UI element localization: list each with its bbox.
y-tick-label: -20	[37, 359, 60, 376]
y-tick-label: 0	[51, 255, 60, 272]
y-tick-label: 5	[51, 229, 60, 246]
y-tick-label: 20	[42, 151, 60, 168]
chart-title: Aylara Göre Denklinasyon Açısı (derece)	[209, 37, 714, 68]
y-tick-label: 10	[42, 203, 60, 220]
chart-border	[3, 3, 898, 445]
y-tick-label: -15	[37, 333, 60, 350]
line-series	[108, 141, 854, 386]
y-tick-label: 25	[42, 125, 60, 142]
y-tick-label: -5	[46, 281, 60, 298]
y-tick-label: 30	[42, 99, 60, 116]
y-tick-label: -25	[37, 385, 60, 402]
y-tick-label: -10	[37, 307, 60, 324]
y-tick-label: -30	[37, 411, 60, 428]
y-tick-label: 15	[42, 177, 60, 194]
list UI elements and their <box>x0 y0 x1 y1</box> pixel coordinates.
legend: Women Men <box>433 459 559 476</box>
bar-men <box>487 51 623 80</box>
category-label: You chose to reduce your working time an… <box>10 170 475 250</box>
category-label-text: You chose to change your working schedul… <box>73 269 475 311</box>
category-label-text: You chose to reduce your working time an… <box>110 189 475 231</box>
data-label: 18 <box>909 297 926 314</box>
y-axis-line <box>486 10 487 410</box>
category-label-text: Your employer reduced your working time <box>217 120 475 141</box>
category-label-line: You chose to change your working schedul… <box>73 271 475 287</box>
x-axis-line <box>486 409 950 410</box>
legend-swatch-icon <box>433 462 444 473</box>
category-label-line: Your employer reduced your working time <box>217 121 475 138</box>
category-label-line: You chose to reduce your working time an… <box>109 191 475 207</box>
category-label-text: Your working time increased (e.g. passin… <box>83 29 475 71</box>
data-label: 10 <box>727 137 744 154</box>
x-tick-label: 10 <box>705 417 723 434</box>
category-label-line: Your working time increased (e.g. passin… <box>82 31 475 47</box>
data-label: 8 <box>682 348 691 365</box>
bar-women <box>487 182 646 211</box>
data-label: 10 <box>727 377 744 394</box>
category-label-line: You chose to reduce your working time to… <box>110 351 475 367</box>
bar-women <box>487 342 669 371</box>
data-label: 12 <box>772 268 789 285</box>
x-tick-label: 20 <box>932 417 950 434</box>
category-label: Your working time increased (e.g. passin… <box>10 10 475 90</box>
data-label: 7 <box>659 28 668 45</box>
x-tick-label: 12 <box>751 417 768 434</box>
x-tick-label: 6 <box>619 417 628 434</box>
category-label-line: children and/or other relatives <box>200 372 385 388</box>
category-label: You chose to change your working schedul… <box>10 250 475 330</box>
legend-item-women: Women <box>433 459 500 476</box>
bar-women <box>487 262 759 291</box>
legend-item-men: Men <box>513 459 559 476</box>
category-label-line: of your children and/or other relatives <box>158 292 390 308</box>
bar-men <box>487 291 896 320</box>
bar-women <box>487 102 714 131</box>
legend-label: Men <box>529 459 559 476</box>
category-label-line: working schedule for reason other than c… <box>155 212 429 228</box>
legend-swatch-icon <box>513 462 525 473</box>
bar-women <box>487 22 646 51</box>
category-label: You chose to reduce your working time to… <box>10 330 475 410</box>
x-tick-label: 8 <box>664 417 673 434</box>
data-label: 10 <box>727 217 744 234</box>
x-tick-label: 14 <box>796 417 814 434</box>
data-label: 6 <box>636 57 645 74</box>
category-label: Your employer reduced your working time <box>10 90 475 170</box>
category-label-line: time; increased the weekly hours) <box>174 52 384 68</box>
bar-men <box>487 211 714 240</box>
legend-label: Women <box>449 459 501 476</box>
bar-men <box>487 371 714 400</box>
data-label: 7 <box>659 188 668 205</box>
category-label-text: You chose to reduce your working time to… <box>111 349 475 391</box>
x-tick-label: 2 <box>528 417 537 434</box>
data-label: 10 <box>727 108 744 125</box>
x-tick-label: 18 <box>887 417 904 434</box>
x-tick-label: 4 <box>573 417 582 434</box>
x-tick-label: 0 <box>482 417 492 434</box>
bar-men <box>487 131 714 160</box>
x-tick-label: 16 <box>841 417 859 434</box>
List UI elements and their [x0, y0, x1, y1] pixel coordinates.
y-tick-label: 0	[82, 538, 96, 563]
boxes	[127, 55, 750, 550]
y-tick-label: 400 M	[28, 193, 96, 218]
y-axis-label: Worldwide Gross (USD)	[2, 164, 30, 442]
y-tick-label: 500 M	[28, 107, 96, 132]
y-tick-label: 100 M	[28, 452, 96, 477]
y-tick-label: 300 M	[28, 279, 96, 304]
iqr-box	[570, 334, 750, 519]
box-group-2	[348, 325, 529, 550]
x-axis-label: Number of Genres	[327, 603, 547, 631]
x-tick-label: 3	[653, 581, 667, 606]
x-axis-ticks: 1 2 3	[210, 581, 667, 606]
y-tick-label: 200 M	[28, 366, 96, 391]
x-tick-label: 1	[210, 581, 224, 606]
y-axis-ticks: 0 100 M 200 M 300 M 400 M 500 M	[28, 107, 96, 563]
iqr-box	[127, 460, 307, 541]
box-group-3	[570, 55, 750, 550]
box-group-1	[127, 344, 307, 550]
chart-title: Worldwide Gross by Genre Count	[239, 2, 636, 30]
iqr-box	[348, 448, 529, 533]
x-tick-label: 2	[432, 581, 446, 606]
◇ ◇ ◇
*Goal:* Copy out every one of the records above word for word, keeping each line and its coordinates unchanged.

*Correct result:*
UI element localization: list each with its bbox.
y-tick-label: -20	[37, 359, 60, 376]
y-tick-label: 0	[51, 255, 60, 272]
y-tick-label: 5	[51, 229, 60, 246]
y-tick-label: 20	[42, 151, 60, 168]
chart-title: Aylara Göre Denklinasyon Açısı (derece)	[209, 37, 714, 68]
y-tick-label: 10	[42, 203, 60, 220]
chart-border	[3, 3, 898, 445]
y-tick-label: -15	[37, 333, 60, 350]
line-series	[108, 141, 854, 386]
y-tick-label: 25	[42, 125, 60, 142]
y-tick-label: -5	[46, 281, 60, 298]
y-tick-label: 30	[42, 99, 60, 116]
y-tick-label: -25	[37, 385, 60, 402]
y-tick-label: -10	[37, 307, 60, 324]
y-tick-label: -30	[37, 411, 60, 428]
y-tick-label: 15	[42, 177, 60, 194]
list UI elements and their <box>x0 y0 x1 y1</box> pixel coordinates.
legend: Women Men <box>433 459 559 476</box>
bar-men <box>487 51 623 80</box>
category-label: You chose to reduce your working time an… <box>10 170 475 250</box>
category-label-text: You chose to change your working schedul… <box>73 269 475 311</box>
category-label-text: You chose to reduce your working time an… <box>110 189 475 231</box>
data-label: 18 <box>909 297 926 314</box>
y-axis-line <box>486 10 487 410</box>
category-label-text: Your employer reduced your working time <box>217 120 475 141</box>
category-label-line: You chose to change your working schedul… <box>73 271 475 287</box>
x-axis-line <box>486 409 950 410</box>
legend-swatch-icon <box>433 462 444 473</box>
category-label-line: Your employer reduced your working time <box>217 121 475 138</box>
category-label-line: You chose to reduce your working time an… <box>109 191 475 207</box>
category-label-text: Your working time increased (e.g. passin… <box>83 29 475 71</box>
data-label: 10 <box>727 137 744 154</box>
x-tick-label: 10 <box>705 417 723 434</box>
category-label-line: Your working time increased (e.g. passin… <box>82 31 475 47</box>
data-label: 8 <box>682 348 691 365</box>
bar-women <box>487 182 646 211</box>
data-label: 10 <box>727 377 744 394</box>
category-label-line: You chose to reduce your working time to… <box>110 351 475 367</box>
bar-women <box>487 342 669 371</box>
data-label: 12 <box>772 268 789 285</box>
x-tick-label: 20 <box>932 417 950 434</box>
category-label: Your working time increased (e.g. passin… <box>10 10 475 90</box>
data-label: 7 <box>659 28 668 45</box>
x-tick-label: 12 <box>751 417 768 434</box>
x-tick-label: 6 <box>619 417 628 434</box>
category-label-line: children and/or other relatives <box>200 372 385 388</box>
category-label: You chose to change your working schedul… <box>10 250 475 330</box>
legend-item-women: Women <box>433 459 500 476</box>
bar-women <box>487 262 759 291</box>
legend-item-men: Men <box>513 459 559 476</box>
category-label-line: of your children and/or other relatives <box>158 292 390 308</box>
bar-men <box>487 291 896 320</box>
bar-women <box>487 102 714 131</box>
legend-label: Men <box>529 459 559 476</box>
category-label-line: working schedule for reason other than c… <box>155 212 429 228</box>
legend-swatch-icon <box>513 462 525 473</box>
bar-women <box>487 22 646 51</box>
category-label: You chose to reduce your working time to… <box>10 330 475 410</box>
x-tick-label: 8 <box>664 417 673 434</box>
data-label: 10 <box>727 217 744 234</box>
x-tick-label: 14 <box>796 417 814 434</box>
data-label: 6 <box>636 57 645 74</box>
category-label: Your employer reduced your working time <box>10 90 475 170</box>
category-label-line: time; increased the weekly hours) <box>174 52 384 68</box>
bar-men <box>487 211 714 240</box>
legend-label: Women <box>449 459 501 476</box>
bar-men <box>487 371 714 400</box>
data-label: 7 <box>659 188 668 205</box>
category-label-text: You chose to reduce your working time to… <box>111 349 475 391</box>
x-tick-label: 2 <box>528 417 537 434</box>
data-label: 10 <box>727 108 744 125</box>
x-tick-label: 18 <box>887 417 904 434</box>
x-tick-label: 4 <box>573 417 582 434</box>
x-tick-label: 0 <box>482 417 492 434</box>
bar-men <box>487 131 714 160</box>
x-tick-label: 16 <box>841 417 859 434</box>
List UI elements and their [x0, y0, x1, y1] pixel coordinates.
y-tick-label: 0	[82, 538, 96, 563]
boxes	[127, 55, 750, 550]
y-tick-label: 400 M	[28, 193, 96, 218]
y-axis-label: Worldwide Gross (USD)	[2, 164, 30, 442]
y-tick-label: 500 M	[28, 107, 96, 132]
y-tick-label: 100 M	[28, 452, 96, 477]
y-tick-label: 300 M	[28, 279, 96, 304]
iqr-box	[570, 334, 750, 519]
box-group-2	[348, 325, 529, 550]
x-axis-label: Number of Genres	[327, 603, 547, 631]
x-tick-label: 3	[653, 581, 667, 606]
x-axis-ticks: 1 2 3	[210, 581, 667, 606]
y-tick-label: 200 M	[28, 366, 96, 391]
x-tick-label: 1	[210, 581, 224, 606]
y-axis-ticks: 0 100 M 200 M 300 M 400 M 500 M	[28, 107, 96, 563]
iqr-box	[127, 460, 307, 541]
box-group-3	[570, 55, 750, 550]
box-group-1	[127, 344, 307, 550]
chart-title: Worldwide Gross by Genre Count	[239, 2, 636, 30]
iqr-box	[348, 448, 529, 533]
x-tick-label: 2	[432, 581, 446, 606]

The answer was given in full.